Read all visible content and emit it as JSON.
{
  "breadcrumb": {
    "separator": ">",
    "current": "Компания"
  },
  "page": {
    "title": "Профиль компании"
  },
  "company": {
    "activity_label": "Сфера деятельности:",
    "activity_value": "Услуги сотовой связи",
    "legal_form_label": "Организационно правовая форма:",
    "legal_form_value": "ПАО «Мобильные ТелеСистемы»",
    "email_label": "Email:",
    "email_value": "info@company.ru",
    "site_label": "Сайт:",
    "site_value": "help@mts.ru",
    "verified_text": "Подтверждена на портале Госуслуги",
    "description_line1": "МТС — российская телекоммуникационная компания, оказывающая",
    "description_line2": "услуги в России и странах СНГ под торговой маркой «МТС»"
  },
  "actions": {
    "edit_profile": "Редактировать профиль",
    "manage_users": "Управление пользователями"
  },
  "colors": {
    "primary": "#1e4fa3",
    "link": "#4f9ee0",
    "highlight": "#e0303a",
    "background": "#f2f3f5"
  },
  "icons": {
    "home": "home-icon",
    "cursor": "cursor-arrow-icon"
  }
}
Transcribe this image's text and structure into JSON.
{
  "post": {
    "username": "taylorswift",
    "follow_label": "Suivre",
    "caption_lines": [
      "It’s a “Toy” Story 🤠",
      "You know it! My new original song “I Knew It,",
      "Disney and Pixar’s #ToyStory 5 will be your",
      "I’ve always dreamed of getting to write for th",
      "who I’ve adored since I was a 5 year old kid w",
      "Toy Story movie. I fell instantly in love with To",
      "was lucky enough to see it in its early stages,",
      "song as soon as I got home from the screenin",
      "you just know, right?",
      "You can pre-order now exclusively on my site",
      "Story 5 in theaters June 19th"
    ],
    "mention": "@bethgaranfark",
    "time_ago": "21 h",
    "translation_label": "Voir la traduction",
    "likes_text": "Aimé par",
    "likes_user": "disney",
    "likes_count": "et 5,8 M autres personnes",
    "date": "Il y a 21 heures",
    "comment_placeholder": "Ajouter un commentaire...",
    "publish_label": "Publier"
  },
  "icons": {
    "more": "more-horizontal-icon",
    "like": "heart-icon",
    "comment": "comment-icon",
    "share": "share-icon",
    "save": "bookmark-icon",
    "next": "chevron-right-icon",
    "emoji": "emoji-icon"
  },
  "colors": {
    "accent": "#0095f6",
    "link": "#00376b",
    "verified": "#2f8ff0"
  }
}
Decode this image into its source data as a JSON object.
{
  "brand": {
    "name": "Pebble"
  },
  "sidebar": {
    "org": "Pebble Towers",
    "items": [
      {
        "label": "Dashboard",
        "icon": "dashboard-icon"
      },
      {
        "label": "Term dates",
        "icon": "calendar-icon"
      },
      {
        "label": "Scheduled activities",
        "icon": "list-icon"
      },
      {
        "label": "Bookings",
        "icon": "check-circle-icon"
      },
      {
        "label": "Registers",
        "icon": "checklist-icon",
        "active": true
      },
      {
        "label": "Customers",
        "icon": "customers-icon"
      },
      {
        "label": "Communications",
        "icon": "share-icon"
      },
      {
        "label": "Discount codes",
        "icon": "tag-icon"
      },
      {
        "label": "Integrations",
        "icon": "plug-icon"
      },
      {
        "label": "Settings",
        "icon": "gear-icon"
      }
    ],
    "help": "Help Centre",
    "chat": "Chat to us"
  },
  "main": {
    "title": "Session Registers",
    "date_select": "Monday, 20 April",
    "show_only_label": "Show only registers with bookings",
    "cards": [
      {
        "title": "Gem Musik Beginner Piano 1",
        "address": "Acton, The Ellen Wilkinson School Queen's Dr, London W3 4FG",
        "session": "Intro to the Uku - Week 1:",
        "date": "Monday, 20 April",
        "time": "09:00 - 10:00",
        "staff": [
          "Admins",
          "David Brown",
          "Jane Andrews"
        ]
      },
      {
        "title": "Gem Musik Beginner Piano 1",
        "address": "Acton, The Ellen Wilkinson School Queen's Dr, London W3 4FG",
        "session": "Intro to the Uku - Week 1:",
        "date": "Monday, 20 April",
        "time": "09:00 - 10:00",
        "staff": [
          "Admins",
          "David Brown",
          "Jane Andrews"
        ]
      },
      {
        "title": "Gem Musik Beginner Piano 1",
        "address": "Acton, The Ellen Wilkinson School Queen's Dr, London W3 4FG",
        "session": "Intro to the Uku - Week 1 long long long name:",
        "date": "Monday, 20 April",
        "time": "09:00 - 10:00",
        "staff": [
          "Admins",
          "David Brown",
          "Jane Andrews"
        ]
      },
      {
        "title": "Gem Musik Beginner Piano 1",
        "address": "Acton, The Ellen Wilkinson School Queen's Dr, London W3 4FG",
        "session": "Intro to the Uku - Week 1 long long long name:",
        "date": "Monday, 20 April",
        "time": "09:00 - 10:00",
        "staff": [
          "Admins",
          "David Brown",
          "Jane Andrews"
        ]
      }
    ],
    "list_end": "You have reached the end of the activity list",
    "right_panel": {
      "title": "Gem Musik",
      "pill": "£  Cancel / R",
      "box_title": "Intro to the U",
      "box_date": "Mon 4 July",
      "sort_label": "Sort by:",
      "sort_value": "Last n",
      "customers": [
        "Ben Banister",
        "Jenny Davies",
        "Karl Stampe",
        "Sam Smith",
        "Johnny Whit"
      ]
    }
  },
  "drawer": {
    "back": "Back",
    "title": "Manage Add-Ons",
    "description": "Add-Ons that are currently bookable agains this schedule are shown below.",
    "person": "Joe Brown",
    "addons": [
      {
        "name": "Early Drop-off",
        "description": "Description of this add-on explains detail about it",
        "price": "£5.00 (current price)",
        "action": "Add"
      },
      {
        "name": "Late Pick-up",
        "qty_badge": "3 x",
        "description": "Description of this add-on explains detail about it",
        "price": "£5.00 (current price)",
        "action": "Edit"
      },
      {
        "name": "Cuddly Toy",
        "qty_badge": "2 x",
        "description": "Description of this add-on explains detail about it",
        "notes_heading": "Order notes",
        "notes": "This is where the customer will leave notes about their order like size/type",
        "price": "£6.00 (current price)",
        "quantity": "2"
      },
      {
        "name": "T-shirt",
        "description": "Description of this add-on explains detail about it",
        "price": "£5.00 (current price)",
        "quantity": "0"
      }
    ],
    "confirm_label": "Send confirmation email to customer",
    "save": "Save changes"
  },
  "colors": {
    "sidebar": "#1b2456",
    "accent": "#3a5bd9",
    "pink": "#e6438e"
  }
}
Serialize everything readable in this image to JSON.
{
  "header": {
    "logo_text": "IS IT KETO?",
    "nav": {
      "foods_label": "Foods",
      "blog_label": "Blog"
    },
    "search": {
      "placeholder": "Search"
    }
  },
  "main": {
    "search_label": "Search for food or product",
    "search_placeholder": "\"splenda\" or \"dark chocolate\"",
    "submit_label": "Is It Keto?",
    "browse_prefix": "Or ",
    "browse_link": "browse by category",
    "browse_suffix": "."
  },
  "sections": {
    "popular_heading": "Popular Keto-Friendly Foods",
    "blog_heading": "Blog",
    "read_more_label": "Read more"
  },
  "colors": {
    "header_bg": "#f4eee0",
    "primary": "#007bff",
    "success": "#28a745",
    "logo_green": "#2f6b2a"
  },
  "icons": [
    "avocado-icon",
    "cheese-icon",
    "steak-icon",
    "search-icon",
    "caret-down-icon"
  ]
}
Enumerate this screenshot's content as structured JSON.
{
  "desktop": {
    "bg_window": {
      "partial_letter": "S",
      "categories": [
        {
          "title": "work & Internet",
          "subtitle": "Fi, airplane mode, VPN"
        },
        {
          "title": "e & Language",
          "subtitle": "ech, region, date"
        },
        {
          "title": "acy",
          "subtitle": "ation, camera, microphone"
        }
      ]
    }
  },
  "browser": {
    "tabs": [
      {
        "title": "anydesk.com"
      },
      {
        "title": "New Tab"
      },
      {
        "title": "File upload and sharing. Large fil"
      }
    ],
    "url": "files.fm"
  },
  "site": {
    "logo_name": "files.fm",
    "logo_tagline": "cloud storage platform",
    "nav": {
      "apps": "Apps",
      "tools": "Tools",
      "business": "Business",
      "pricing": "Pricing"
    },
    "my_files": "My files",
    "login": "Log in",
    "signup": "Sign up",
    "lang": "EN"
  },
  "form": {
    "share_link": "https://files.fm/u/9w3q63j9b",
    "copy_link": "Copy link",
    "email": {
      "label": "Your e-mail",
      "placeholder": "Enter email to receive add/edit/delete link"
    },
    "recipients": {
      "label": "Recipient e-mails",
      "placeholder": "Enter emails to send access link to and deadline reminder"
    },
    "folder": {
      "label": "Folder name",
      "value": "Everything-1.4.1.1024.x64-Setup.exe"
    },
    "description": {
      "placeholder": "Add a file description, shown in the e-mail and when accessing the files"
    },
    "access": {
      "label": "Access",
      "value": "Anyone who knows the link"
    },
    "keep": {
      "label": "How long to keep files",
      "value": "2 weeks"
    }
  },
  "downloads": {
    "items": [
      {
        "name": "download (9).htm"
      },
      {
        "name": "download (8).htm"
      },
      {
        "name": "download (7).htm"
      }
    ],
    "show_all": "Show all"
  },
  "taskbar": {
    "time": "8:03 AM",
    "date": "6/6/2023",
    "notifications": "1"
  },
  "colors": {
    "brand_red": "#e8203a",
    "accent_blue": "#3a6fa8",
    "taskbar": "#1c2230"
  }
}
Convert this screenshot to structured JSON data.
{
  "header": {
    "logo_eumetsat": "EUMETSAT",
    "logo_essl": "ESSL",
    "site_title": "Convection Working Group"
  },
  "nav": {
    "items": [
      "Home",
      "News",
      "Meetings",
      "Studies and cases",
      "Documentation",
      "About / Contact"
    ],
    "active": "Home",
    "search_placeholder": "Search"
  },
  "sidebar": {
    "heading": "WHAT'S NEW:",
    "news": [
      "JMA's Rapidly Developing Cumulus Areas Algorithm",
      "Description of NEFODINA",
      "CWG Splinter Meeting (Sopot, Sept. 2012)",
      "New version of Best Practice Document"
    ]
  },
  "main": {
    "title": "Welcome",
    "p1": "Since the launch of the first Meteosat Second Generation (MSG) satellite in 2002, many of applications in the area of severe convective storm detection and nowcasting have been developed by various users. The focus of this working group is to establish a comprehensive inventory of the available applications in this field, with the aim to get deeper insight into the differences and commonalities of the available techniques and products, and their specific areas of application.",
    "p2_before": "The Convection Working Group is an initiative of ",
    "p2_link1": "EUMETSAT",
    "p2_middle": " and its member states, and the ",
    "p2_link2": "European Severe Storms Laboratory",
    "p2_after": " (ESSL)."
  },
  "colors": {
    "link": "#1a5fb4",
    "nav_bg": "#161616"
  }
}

——

▸ Set exercise: List each line holding the string "more".

▸ Result of the exercise:
    "more": "more-horizontal-icon",
    "read_more_label": "Read more"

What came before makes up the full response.